Dataset records on visual material
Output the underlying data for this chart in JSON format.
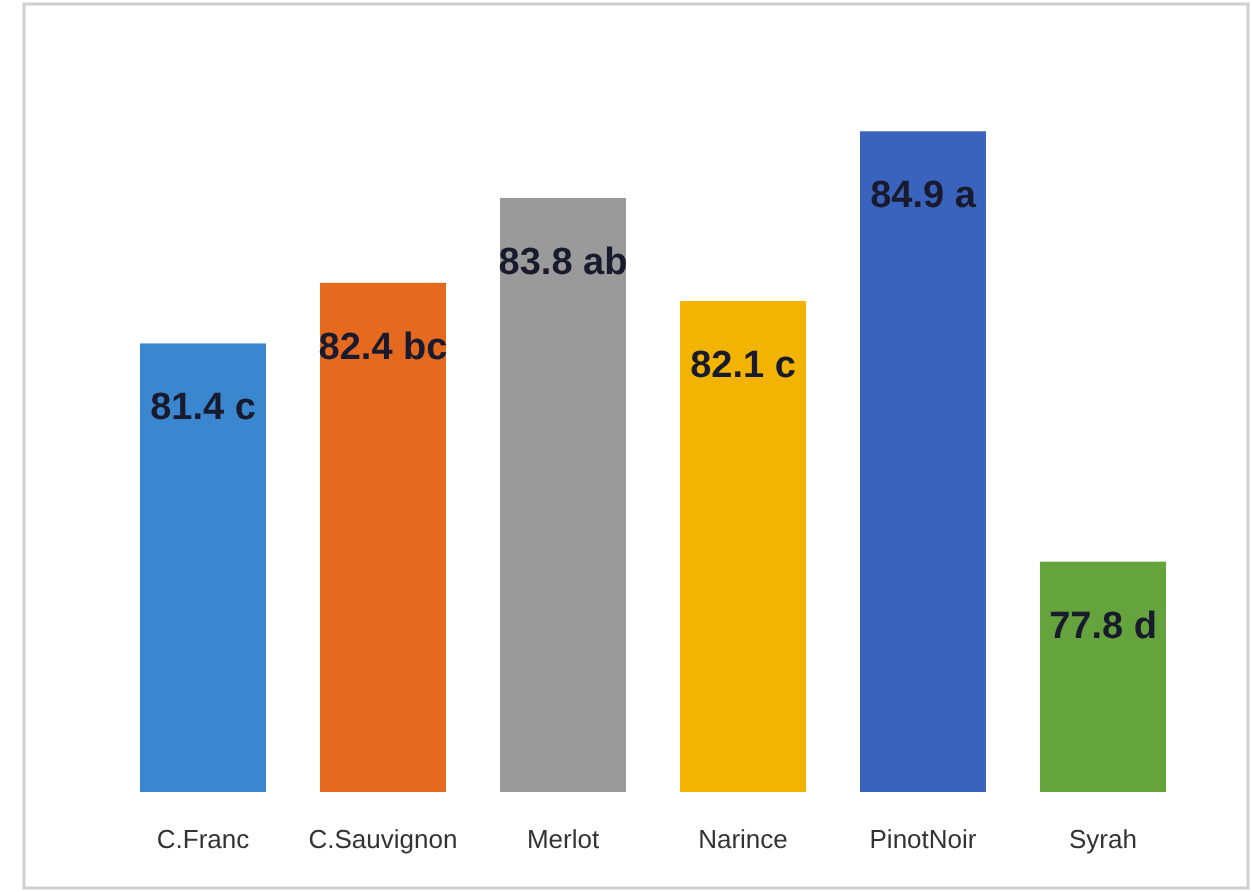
{
  "chart_data": {
    "type": "bar",
    "categories": [
      "C.Franc",
      "C.Sauvignon",
      "Merlot",
      "Narince",
      "PinotNoir",
      "Syrah"
    ],
    "values": [
      81.4,
      82.4,
      83.8,
      82.1,
      84.9,
      77.8
    ],
    "colors": [
      "#3a87d0",
      "#e56a1f",
      "#9a9a9a",
      "#f2b400",
      "#3a63be",
      "#65a33d"
    ],
    "value_labels": [
      "81.4 c",
      "82.4 bc",
      "83.8 ab",
      "82.1 c",
      "84.9 a",
      "77.8 d"
    ],
    "ylim": [
      74,
      87
    ]
  }
}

> **Exercise instructions**: Copy the material above exactly and drop the pictures.

> **Solution to this exercise**:
Output the underlying data for this chart in JSON format.
{
  "chart_data": {
    "type": "bar",
    "categories": [
      "C.Franc",
      "C.Sauvignon",
      "Merlot",
      "Narince",
      "PinotNoir",
      "Syrah"
    ],
    "values": [
      81.4,
      82.4,
      83.8,
      82.1,
      84.9,
      77.8
    ],
    "colors": [
      "#3a87d0",
      "#e56a1f",
      "#9a9a9a",
      "#f2b400",
      "#3a63be",
      "#65a33d"
    ],
    "value_labels": [
      "81.4 c",
      "82.4 bc",
      "83.8 ab",
      "82.1 c",
      "84.9 a",
      "77.8 d"
    ],
    "ylim": [
      74,
      87
    ]
  }
}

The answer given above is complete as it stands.